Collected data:
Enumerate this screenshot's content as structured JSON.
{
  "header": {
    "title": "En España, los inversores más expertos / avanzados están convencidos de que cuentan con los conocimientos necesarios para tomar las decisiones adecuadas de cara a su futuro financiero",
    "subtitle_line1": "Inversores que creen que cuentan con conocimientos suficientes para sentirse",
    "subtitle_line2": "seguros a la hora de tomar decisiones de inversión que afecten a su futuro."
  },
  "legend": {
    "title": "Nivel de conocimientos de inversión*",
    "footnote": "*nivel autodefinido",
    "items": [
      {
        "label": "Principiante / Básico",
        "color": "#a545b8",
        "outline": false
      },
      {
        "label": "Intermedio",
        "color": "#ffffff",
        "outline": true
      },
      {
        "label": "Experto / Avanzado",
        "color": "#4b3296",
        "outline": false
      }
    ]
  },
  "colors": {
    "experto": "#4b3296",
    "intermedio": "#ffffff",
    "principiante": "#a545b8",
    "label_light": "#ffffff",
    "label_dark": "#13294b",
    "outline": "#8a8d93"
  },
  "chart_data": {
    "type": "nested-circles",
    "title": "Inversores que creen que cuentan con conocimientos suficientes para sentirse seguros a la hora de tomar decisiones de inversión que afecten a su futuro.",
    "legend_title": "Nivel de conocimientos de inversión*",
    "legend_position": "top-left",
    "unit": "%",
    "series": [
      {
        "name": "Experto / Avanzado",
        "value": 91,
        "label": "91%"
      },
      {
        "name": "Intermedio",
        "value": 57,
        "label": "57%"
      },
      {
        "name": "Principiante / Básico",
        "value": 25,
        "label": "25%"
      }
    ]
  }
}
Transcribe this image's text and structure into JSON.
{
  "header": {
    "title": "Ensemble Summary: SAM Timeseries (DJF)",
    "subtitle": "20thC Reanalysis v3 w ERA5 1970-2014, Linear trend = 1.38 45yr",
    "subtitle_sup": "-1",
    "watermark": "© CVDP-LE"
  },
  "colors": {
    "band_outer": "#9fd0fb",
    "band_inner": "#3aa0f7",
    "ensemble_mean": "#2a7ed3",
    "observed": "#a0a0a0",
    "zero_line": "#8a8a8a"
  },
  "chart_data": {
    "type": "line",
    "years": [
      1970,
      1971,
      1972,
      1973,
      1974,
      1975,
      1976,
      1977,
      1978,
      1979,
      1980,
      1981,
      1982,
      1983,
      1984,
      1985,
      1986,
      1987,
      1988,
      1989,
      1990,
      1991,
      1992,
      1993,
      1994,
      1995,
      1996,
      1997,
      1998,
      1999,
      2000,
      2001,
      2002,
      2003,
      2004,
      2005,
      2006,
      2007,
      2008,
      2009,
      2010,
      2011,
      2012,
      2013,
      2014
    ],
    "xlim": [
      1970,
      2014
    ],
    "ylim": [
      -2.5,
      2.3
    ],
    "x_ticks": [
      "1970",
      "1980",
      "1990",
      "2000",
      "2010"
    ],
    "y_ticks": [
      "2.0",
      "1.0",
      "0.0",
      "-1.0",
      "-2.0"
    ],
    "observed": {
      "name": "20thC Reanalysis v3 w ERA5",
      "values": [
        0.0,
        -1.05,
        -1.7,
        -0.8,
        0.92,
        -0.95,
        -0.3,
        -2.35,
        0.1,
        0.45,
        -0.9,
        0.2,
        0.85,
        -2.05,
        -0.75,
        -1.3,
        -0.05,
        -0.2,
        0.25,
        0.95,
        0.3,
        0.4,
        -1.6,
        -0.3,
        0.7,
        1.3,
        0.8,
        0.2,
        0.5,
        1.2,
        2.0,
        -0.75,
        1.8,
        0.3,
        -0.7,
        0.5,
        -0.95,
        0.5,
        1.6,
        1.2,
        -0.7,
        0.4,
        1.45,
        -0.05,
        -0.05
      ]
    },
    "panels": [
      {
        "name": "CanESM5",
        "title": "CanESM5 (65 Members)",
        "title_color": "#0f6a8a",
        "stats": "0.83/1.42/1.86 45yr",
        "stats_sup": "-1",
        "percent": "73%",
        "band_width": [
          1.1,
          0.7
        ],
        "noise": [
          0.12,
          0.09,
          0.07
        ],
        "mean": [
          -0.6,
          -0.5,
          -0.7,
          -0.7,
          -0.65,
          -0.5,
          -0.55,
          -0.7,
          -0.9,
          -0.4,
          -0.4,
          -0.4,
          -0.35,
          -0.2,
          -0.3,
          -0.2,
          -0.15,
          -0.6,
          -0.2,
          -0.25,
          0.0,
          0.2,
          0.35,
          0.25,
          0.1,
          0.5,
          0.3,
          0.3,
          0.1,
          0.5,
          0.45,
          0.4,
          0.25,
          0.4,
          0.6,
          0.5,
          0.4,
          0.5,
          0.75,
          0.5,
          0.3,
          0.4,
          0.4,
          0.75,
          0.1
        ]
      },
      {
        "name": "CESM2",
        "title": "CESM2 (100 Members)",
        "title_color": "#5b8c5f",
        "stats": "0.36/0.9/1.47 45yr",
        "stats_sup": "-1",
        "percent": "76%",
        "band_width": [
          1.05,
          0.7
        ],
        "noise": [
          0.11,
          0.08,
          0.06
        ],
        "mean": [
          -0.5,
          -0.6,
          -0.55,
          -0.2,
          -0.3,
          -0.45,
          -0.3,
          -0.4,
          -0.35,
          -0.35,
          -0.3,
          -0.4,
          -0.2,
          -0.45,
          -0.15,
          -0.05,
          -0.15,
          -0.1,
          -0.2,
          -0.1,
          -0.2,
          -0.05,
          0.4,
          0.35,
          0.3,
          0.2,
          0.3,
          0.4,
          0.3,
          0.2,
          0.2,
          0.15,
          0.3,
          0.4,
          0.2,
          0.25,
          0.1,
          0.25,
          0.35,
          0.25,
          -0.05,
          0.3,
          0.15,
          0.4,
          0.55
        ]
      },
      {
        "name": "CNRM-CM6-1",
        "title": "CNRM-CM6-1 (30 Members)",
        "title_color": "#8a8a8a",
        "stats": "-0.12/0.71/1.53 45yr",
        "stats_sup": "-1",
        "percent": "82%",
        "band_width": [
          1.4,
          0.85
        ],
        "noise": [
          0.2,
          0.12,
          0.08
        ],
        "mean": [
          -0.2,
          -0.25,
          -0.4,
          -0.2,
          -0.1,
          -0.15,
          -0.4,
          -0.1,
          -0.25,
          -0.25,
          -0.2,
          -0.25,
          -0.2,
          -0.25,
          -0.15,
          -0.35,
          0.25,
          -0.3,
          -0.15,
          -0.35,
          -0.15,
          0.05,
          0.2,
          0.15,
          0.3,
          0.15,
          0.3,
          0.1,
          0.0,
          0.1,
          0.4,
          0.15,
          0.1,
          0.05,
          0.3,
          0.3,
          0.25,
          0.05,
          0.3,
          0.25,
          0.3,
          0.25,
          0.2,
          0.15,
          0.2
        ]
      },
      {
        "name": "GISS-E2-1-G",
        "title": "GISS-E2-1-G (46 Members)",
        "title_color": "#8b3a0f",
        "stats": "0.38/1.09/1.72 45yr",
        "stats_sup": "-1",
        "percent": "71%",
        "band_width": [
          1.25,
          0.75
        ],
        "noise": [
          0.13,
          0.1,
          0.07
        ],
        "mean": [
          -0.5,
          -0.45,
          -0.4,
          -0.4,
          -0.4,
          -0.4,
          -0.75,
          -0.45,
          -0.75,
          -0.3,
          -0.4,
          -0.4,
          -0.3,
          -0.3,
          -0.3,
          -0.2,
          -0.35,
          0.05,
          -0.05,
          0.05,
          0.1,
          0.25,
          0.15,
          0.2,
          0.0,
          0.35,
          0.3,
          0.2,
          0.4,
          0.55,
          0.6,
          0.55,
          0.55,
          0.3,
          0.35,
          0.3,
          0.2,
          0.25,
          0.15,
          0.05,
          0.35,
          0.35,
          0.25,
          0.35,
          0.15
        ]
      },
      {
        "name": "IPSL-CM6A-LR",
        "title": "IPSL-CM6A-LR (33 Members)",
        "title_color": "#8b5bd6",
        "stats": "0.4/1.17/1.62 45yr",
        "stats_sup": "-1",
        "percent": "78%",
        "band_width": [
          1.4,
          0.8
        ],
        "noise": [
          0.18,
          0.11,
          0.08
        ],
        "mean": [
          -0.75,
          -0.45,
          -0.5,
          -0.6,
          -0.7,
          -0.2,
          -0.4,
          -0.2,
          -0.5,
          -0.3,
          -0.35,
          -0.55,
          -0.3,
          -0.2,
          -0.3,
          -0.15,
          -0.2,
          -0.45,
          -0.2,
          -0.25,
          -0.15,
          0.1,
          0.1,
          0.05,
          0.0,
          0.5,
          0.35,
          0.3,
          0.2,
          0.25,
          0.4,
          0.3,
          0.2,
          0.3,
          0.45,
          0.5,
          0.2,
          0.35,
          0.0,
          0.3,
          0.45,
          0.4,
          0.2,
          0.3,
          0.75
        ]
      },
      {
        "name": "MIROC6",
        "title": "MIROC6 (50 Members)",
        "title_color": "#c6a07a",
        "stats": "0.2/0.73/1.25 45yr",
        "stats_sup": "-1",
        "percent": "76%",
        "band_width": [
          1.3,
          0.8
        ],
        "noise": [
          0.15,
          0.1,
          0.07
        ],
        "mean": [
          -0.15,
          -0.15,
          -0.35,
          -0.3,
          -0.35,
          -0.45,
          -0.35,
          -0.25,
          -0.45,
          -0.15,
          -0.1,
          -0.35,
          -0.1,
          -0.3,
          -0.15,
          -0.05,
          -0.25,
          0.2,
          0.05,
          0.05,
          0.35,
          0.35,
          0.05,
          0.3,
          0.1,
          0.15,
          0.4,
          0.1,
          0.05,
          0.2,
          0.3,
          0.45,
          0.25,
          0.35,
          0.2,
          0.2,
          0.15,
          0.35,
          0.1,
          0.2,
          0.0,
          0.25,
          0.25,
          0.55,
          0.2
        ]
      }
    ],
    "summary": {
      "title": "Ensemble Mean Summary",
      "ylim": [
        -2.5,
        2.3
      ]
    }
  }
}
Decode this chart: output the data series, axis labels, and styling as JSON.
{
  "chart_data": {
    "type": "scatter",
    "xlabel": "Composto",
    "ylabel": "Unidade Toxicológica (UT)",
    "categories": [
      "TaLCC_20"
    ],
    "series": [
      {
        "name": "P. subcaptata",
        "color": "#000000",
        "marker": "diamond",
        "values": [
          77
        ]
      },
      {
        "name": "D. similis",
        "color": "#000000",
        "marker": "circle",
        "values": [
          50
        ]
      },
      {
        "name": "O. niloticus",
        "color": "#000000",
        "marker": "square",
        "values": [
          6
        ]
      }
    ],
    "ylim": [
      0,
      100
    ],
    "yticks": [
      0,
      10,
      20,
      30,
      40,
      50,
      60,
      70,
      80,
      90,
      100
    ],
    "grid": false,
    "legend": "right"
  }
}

Goal: Select the lines from the entries that include the word "this".

The answer:
Enumerate this screenshot's content as structured JSON.
Transcribe this image's text and structure into JSON.
Decode this chart: output the data series, axis labels, and styling as JSON.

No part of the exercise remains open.